++++ Provided records
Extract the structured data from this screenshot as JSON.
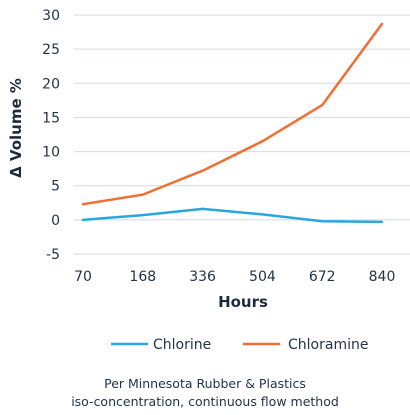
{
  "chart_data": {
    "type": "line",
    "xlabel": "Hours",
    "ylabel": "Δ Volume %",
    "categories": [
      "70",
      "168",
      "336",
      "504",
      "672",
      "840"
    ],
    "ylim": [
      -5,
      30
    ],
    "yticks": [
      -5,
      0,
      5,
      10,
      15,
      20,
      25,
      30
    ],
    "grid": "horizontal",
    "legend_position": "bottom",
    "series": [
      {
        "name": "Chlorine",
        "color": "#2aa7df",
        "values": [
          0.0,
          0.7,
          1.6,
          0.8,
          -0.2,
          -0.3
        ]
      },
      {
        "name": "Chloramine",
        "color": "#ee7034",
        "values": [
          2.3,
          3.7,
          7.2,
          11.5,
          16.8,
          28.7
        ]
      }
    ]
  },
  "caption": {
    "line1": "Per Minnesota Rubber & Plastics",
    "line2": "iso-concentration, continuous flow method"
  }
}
++++++++
++++ Provided records
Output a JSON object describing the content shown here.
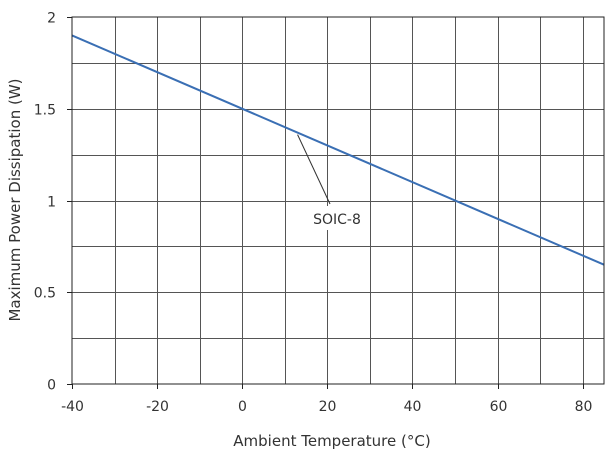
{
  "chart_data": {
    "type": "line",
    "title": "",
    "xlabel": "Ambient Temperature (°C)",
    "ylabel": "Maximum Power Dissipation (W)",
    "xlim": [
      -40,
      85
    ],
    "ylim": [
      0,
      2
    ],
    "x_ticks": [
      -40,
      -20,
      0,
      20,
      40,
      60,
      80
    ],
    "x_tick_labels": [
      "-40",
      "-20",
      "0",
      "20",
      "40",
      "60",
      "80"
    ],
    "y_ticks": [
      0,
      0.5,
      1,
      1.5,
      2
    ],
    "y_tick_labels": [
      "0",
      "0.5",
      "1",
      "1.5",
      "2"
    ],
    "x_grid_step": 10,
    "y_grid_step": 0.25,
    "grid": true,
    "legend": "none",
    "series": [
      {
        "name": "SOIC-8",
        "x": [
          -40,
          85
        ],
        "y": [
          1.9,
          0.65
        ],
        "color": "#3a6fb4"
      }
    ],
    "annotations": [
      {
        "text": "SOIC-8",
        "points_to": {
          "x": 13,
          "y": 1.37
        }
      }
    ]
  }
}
++++++++
▶ Given exercise:
Copy each line from the records above that includes the string "xlabel".

▶ Answer below:
    "xlabel": "Hours",
    "xlabel": "Ambient Temperature (°C)",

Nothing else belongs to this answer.